Given task: Repeat the listing below line for line, without changing anything.

>> START

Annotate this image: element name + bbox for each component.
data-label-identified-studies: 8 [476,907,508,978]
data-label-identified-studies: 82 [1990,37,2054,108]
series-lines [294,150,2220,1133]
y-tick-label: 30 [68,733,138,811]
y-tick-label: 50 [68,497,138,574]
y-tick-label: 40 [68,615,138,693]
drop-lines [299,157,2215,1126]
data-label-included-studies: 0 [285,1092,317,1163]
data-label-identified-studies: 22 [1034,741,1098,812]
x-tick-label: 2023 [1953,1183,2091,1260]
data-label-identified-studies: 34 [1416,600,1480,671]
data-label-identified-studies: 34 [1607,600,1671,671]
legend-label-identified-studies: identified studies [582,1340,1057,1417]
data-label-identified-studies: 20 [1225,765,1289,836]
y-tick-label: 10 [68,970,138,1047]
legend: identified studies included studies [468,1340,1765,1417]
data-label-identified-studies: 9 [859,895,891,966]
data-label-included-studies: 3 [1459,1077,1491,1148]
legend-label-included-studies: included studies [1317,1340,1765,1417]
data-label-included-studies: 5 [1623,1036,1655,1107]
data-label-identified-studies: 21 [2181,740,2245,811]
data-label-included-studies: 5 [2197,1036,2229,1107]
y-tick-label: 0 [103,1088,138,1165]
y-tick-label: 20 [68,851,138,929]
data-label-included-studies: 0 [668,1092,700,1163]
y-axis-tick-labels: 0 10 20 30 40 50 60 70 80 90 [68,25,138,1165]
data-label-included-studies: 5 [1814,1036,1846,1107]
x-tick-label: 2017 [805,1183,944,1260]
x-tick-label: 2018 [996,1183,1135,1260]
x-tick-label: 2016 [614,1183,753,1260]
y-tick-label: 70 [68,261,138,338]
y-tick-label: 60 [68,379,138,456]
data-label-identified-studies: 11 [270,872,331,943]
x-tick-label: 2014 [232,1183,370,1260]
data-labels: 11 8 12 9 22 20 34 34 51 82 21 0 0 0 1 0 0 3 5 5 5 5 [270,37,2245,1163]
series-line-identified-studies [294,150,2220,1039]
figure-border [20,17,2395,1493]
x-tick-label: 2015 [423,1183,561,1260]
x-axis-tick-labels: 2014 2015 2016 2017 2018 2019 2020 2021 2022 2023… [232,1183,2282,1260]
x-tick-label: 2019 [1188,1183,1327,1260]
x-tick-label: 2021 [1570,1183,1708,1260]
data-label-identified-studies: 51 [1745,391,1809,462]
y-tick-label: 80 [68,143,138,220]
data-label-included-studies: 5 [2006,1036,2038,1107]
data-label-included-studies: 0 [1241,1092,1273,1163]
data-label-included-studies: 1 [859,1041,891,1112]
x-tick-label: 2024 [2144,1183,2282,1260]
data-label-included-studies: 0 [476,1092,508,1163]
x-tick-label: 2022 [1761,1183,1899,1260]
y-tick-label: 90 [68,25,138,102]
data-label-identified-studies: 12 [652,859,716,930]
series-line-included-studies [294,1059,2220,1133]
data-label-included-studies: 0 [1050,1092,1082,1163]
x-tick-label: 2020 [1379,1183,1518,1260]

>> END

Response:
Annotate this image: element name + bbox for each component.
data-label-identified-studies: 8 [476,907,508,978]
data-label-identified-studies: 82 [1990,37,2054,108]
series-lines [294,150,2220,1133]
y-tick-label: 30 [68,733,138,811]
y-tick-label: 50 [68,497,138,574]
y-tick-label: 40 [68,615,138,693]
drop-lines [299,157,2215,1126]
data-label-included-studies: 0 [285,1092,317,1163]
data-label-identified-studies: 22 [1034,741,1098,812]
x-tick-label: 2023 [1953,1183,2091,1260]
data-label-identified-studies: 34 [1416,600,1480,671]
data-label-identified-studies: 34 [1607,600,1671,671]
legend-label-identified-studies: identified studies [582,1340,1057,1417]
data-label-identified-studies: 20 [1225,765,1289,836]
y-tick-label: 10 [68,970,138,1047]
legend: identified studies included studies [468,1340,1765,1417]
data-label-identified-studies: 9 [859,895,891,966]
data-label-included-studies: 3 [1459,1077,1491,1148]
legend-label-included-studies: included studies [1317,1340,1765,1417]
data-label-included-studies: 5 [1623,1036,1655,1107]
data-label-identified-studies: 21 [2181,740,2245,811]
data-label-included-studies: 5 [2197,1036,2229,1107]
y-tick-label: 0 [103,1088,138,1165]
y-tick-label: 20 [68,851,138,929]
data-label-included-studies: 0 [668,1092,700,1163]
y-axis-tick-labels: 0 10 20 30 40 50 60 70 80 90 [68,25,138,1165]
data-label-included-studies: 5 [1814,1036,1846,1107]
x-tick-label: 2017 [805,1183,944,1260]
x-tick-label: 2018 [996,1183,1135,1260]
x-tick-label: 2016 [614,1183,753,1260]
y-tick-label: 70 [68,261,138,338]
y-tick-label: 60 [68,379,138,456]
data-label-identified-studies: 11 [270,872,331,943]
x-tick-label: 2014 [232,1183,370,1260]
data-labels: 11 8 12 9 22 20 34 34 51 82 21 0 0 0 1 0 0 3 5 5 5 5 [270,37,2245,1163]
series-line-identified-studies [294,150,2220,1039]
figure-border [20,17,2395,1493]
x-tick-label: 2015 [423,1183,561,1260]
x-axis-tick-labels: 2014 2015 2016 2017 2018 2019 2020 2021 2022 2023… [232,1183,2282,1260]
x-tick-label: 2019 [1188,1183,1327,1260]
x-tick-label: 2021 [1570,1183,1708,1260]
data-label-identified-studies: 51 [1745,391,1809,462]
y-tick-label: 80 [68,143,138,220]
data-label-included-studies: 5 [2006,1036,2038,1107]
data-label-included-studies: 0 [1241,1092,1273,1163]
data-label-included-studies: 1 [859,1041,891,1112]
x-tick-label: 2024 [2144,1183,2282,1260]
data-label-included-studies: 0 [476,1092,508,1163]
x-tick-label: 2022 [1761,1183,1899,1260]
y-tick-label: 90 [68,25,138,102]
data-label-identified-studies: 12 [652,859,716,930]
series-line-included-studies [294,1059,2220,1133]
data-label-included-studies: 0 [1050,1092,1082,1163]
x-tick-label: 2020 [1379,1183,1518,1260]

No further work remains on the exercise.